Figure contents as structured data -
--------------------------------------------------

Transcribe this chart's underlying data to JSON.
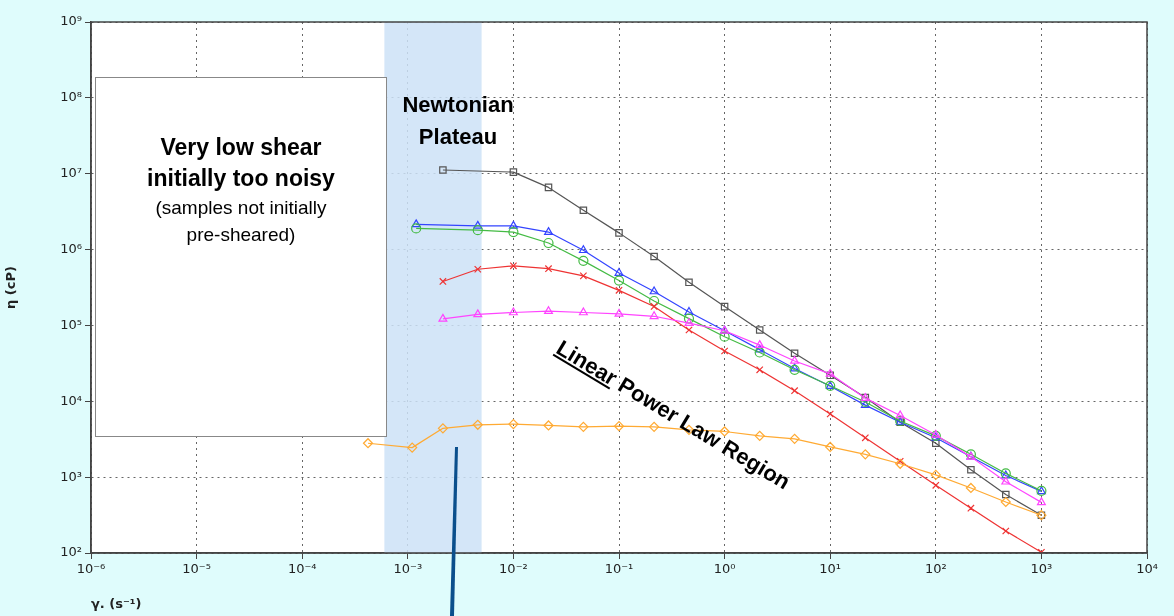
{
  "chart_data": {
    "type": "line",
    "xlabel": "γ. (s⁻¹)",
    "ylabel": "η (cP)",
    "log": "xy",
    "grid": true,
    "legend": false,
    "line_style": "solid",
    "xlim": [
      1e-06,
      10000
    ],
    "ylim": [
      100,
      1000000000
    ],
    "xticks": [
      {
        "value": 1e-06,
        "label": "10⁻⁶"
      },
      {
        "value": 1e-05,
        "label": "10⁻⁵"
      },
      {
        "value": 0.0001,
        "label": "10⁻⁴"
      },
      {
        "value": 0.001,
        "label": "10⁻³"
      },
      {
        "value": 0.01,
        "label": "10⁻²"
      },
      {
        "value": 0.1,
        "label": "10⁻¹"
      },
      {
        "value": 1,
        "label": "10⁰"
      },
      {
        "value": 10,
        "label": "10¹"
      },
      {
        "value": 100,
        "label": "10²"
      },
      {
        "value": 1000,
        "label": "10³"
      },
      {
        "value": 10000,
        "label": "10⁴"
      }
    ],
    "yticks": [
      {
        "value": 100,
        "label": "10²"
      },
      {
        "value": 1000,
        "label": "10³"
      },
      {
        "value": 10000,
        "label": "10⁴"
      },
      {
        "value": 100000,
        "label": "10⁵"
      },
      {
        "value": 1000000,
        "label": "10⁶"
      },
      {
        "value": 10000000,
        "label": "10⁷"
      },
      {
        "value": 100000000,
        "label": "10⁸"
      },
      {
        "value": 1000000000,
        "label": "10⁹"
      }
    ],
    "series": [
      {
        "color": "#555555",
        "marker": "square",
        "x": [
          0.00215,
          0.01,
          0.0215,
          0.046,
          0.1,
          0.215,
          0.46,
          1,
          2.15,
          4.6,
          10,
          21.5,
          46,
          100,
          215,
          460,
          1000
        ],
        "values": [
          11200000,
          10500000,
          6600000,
          3300000,
          1660000,
          810000,
          370000,
          177000,
          87000,
          43000,
          22000,
          11200,
          5300,
          2800,
          1250,
          590,
          315
        ]
      },
      {
        "color": "#3344ff",
        "marker": "triangle",
        "x": [
          0.0012,
          0.0046,
          0.01,
          0.0215,
          0.046,
          0.1,
          0.215,
          0.46,
          1,
          2.15,
          4.6,
          10,
          21.5,
          46,
          100,
          215,
          460,
          1000
        ],
        "values": [
          2150000,
          2050000,
          2050000,
          1700000,
          980000,
          490000,
          280000,
          150000,
          85000,
          48000,
          27000,
          15800,
          8900,
          5300,
          3300,
          1860,
          1050,
          650
        ]
      },
      {
        "color": "#44bb44",
        "marker": "circle",
        "x": [
          0.0012,
          0.0046,
          0.01,
          0.0215,
          0.046,
          0.1,
          0.215,
          0.46,
          1,
          2.15,
          4.6,
          10,
          21.5,
          46,
          100,
          215,
          460,
          1000
        ],
        "values": [
          1900000,
          1800000,
          1700000,
          1220000,
          710000,
          390000,
          210000,
          123000,
          71000,
          44000,
          26000,
          16000,
          9800,
          5500,
          3500,
          2000,
          1120,
          660
        ]
      },
      {
        "color": "#ee3333",
        "marker": "cross",
        "x": [
          0.00215,
          0.0046,
          0.01,
          0.0215,
          0.046,
          0.1,
          0.215,
          0.46,
          1,
          2.15,
          4.6,
          10,
          21.5,
          46,
          100,
          215,
          460,
          1000
        ],
        "values": [
          380000,
          550000,
          610000,
          560000,
          450000,
          290000,
          178000,
          87000,
          46000,
          26000,
          13800,
          6800,
          3300,
          1620,
          780,
          390,
          195,
          102
        ]
      },
      {
        "color": "#ff44ff",
        "marker": "triangle",
        "x": [
          0.00215,
          0.0046,
          0.01,
          0.0215,
          0.046,
          0.1,
          0.215,
          0.46,
          1,
          2.15,
          4.6,
          10,
          21.5,
          46,
          100,
          215,
          460,
          1000
        ],
        "values": [
          122000,
          140000,
          148000,
          154000,
          148000,
          142000,
          132000,
          107000,
          85000,
          55000,
          34000,
          23000,
          11000,
          6500,
          3600,
          1850,
          870,
          465
        ]
      },
      {
        "color": "#ffaa33",
        "marker": "diamond",
        "x": [
          0.00042,
          0.0011,
          0.00215,
          0.0046,
          0.01,
          0.0215,
          0.046,
          0.1,
          0.215,
          0.46,
          1,
          2.15,
          4.6,
          10,
          21.5,
          46,
          100,
          215,
          460,
          1000
        ],
        "values": [
          2800,
          2450,
          4400,
          4900,
          5000,
          4800,
          4600,
          4700,
          4600,
          4200,
          4000,
          3500,
          3200,
          2500,
          2000,
          1500,
          1070,
          720,
          470,
          315
        ]
      }
    ],
    "bands": [
      {
        "axis": "x",
        "from": 0.0006,
        "to": 0.005,
        "label": "Newtonian Plateau",
        "color": "#cde2f7"
      }
    ],
    "annotations": [
      "Very low shear initially too noisy",
      "(samples not initially pre-sheared)",
      "Linear Power Law Region"
    ]
  }
}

--------------------------------------------------

Restate the full listing verbatim and drop every picture.

ANSWER TO THE EXERCISE -
Transcribe this chart's underlying data to JSON.
{
  "chart_data": {
    "type": "line",
    "xlabel": "γ. (s⁻¹)",
    "ylabel": "η (cP)",
    "log": "xy",
    "grid": true,
    "legend": false,
    "line_style": "solid",
    "xlim": [
      1e-06,
      10000
    ],
    "ylim": [
      100,
      1000000000
    ],
    "xticks": [
      {
        "value": 1e-06,
        "label": "10⁻⁶"
      },
      {
        "value": 1e-05,
        "label": "10⁻⁵"
      },
      {
        "value": 0.0001,
        "label": "10⁻⁴"
      },
      {
        "value": 0.001,
        "label": "10⁻³"
      },
      {
        "value": 0.01,
        "label": "10⁻²"
      },
      {
        "value": 0.1,
        "label": "10⁻¹"
      },
      {
        "value": 1,
        "label": "10⁰"
      },
      {
        "value": 10,
        "label": "10¹"
      },
      {
        "value": 100,
        "label": "10²"
      },
      {
        "value": 1000,
        "label": "10³"
      },
      {
        "value": 10000,
        "label": "10⁴"
      }
    ],
    "yticks": [
      {
        "value": 100,
        "label": "10²"
      },
      {
        "value": 1000,
        "label": "10³"
      },
      {
        "value": 10000,
        "label": "10⁴"
      },
      {
        "value": 100000,
        "label": "10⁵"
      },
      {
        "value": 1000000,
        "label": "10⁶"
      },
      {
        "value": 10000000,
        "label": "10⁷"
      },
      {
        "value": 100000000,
        "label": "10⁸"
      },
      {
        "value": 1000000000,
        "label": "10⁹"
      }
    ],
    "series": [
      {
        "color": "#555555",
        "marker": "square",
        "x": [
          0.00215,
          0.01,
          0.0215,
          0.046,
          0.1,
          0.215,
          0.46,
          1,
          2.15,
          4.6,
          10,
          21.5,
          46,
          100,
          215,
          460,
          1000
        ],
        "values": [
          11200000,
          10500000,
          6600000,
          3300000,
          1660000,
          810000,
          370000,
          177000,
          87000,
          43000,
          22000,
          11200,
          5300,
          2800,
          1250,
          590,
          315
        ]
      },
      {
        "color": "#3344ff",
        "marker": "triangle",
        "x": [
          0.0012,
          0.0046,
          0.01,
          0.0215,
          0.046,
          0.1,
          0.215,
          0.46,
          1,
          2.15,
          4.6,
          10,
          21.5,
          46,
          100,
          215,
          460,
          1000
        ],
        "values": [
          2150000,
          2050000,
          2050000,
          1700000,
          980000,
          490000,
          280000,
          150000,
          85000,
          48000,
          27000,
          15800,
          8900,
          5300,
          3300,
          1860,
          1050,
          650
        ]
      },
      {
        "color": "#44bb44",
        "marker": "circle",
        "x": [
          0.0012,
          0.0046,
          0.01,
          0.0215,
          0.046,
          0.1,
          0.215,
          0.46,
          1,
          2.15,
          4.6,
          10,
          21.5,
          46,
          100,
          215,
          460,
          1000
        ],
        "values": [
          1900000,
          1800000,
          1700000,
          1220000,
          710000,
          390000,
          210000,
          123000,
          71000,
          44000,
          26000,
          16000,
          9800,
          5500,
          3500,
          2000,
          1120,
          660
        ]
      },
      {
        "color": "#ee3333",
        "marker": "cross",
        "x": [
          0.00215,
          0.0046,
          0.01,
          0.0215,
          0.046,
          0.1,
          0.215,
          0.46,
          1,
          2.15,
          4.6,
          10,
          21.5,
          46,
          100,
          215,
          460,
          1000
        ],
        "values": [
          380000,
          550000,
          610000,
          560000,
          450000,
          290000,
          178000,
          87000,
          46000,
          26000,
          13800,
          6800,
          3300,
          1620,
          780,
          390,
          195,
          102
        ]
      },
      {
        "color": "#ff44ff",
        "marker": "triangle",
        "x": [
          0.00215,
          0.0046,
          0.01,
          0.0215,
          0.046,
          0.1,
          0.215,
          0.46,
          1,
          2.15,
          4.6,
          10,
          21.5,
          46,
          100,
          215,
          460,
          1000
        ],
        "values": [
          122000,
          140000,
          148000,
          154000,
          148000,
          142000,
          132000,
          107000,
          85000,
          55000,
          34000,
          23000,
          11000,
          6500,
          3600,
          1850,
          870,
          465
        ]
      },
      {
        "color": "#ffaa33",
        "marker": "diamond",
        "x": [
          0.00042,
          0.0011,
          0.00215,
          0.0046,
          0.01,
          0.0215,
          0.046,
          0.1,
          0.215,
          0.46,
          1,
          2.15,
          4.6,
          10,
          21.5,
          46,
          100,
          215,
          460,
          1000
        ],
        "values": [
          2800,
          2450,
          4400,
          4900,
          5000,
          4800,
          4600,
          4700,
          4600,
          4200,
          4000,
          3500,
          3200,
          2500,
          2000,
          1500,
          1070,
          720,
          470,
          315
        ]
      }
    ],
    "bands": [
      {
        "axis": "x",
        "from": 0.0006,
        "to": 0.005,
        "label": "Newtonian Plateau",
        "color": "#cde2f7"
      }
    ],
    "annotations": [
      "Very low shear initially too noisy",
      "(samples not initially pre-sheared)",
      "Linear Power Law Region"
    ]
  }
}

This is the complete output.